Supplied data =
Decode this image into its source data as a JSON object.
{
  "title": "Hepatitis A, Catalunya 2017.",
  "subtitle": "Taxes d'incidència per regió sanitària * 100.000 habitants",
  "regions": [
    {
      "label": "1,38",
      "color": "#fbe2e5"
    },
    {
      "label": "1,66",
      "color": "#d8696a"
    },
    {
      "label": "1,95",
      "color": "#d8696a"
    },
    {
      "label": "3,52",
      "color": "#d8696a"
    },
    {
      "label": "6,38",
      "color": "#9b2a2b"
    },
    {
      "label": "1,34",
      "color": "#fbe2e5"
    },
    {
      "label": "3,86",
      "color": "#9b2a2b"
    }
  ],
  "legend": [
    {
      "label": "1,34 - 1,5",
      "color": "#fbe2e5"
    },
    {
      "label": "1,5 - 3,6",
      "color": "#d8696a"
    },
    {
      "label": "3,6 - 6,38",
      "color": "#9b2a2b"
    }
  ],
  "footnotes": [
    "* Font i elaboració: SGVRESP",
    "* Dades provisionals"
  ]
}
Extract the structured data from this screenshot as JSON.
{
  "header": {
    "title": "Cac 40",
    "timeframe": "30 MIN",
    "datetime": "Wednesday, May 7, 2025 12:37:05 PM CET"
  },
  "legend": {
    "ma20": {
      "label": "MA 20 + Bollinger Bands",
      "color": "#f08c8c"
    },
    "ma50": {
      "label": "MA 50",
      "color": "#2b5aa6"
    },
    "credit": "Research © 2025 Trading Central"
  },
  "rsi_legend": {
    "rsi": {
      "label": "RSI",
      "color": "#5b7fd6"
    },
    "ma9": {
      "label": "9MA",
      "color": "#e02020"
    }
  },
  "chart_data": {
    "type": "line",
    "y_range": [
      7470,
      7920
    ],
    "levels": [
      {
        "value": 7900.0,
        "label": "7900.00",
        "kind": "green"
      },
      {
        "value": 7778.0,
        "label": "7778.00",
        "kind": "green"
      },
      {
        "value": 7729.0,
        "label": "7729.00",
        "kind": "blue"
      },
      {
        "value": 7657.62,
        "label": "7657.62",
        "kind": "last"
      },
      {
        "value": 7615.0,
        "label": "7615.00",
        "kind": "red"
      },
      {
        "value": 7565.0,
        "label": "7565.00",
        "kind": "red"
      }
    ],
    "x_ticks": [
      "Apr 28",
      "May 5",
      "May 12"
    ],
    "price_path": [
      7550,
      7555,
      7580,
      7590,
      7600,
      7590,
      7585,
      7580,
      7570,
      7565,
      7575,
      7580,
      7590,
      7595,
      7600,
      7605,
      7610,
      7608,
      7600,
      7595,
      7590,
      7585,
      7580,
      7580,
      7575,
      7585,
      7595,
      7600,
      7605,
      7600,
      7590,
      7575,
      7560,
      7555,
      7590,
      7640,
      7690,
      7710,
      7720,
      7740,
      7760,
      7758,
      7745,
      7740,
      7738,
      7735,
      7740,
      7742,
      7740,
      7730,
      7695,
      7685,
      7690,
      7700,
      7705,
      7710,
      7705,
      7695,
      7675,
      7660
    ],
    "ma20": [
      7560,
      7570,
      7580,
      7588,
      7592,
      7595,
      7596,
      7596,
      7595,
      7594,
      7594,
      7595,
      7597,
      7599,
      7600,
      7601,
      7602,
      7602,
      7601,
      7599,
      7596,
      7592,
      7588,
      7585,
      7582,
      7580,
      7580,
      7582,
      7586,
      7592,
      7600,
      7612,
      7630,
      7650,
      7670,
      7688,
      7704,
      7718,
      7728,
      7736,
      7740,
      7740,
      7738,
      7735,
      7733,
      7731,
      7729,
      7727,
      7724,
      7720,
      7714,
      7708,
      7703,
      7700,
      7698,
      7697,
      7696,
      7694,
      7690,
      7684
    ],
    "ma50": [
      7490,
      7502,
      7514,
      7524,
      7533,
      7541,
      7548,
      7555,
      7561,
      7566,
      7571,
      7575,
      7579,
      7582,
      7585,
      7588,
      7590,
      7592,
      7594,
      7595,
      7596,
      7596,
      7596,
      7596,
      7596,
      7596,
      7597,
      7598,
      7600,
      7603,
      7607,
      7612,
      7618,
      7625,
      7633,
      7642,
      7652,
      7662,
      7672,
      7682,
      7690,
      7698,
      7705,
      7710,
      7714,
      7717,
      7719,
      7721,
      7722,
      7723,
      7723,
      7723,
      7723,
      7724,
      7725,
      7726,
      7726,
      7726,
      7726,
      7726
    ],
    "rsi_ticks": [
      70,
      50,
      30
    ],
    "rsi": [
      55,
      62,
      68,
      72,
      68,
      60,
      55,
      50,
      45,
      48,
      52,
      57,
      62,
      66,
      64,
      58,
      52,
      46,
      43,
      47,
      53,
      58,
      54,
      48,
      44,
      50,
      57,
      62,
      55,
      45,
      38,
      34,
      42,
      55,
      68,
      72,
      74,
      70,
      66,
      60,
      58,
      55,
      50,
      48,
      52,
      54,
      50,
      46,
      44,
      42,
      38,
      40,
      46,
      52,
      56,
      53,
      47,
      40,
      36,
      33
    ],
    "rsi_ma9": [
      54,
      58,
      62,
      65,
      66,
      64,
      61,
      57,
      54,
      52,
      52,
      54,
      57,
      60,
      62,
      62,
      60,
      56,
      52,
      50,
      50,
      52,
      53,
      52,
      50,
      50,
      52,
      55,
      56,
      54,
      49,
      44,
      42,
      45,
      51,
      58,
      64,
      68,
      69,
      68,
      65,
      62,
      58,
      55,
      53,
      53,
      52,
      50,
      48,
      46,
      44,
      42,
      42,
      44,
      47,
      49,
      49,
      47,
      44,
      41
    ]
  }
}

Written exercise = Your reply is one number: how many lines of the records above contain the word "value".

Reply = 6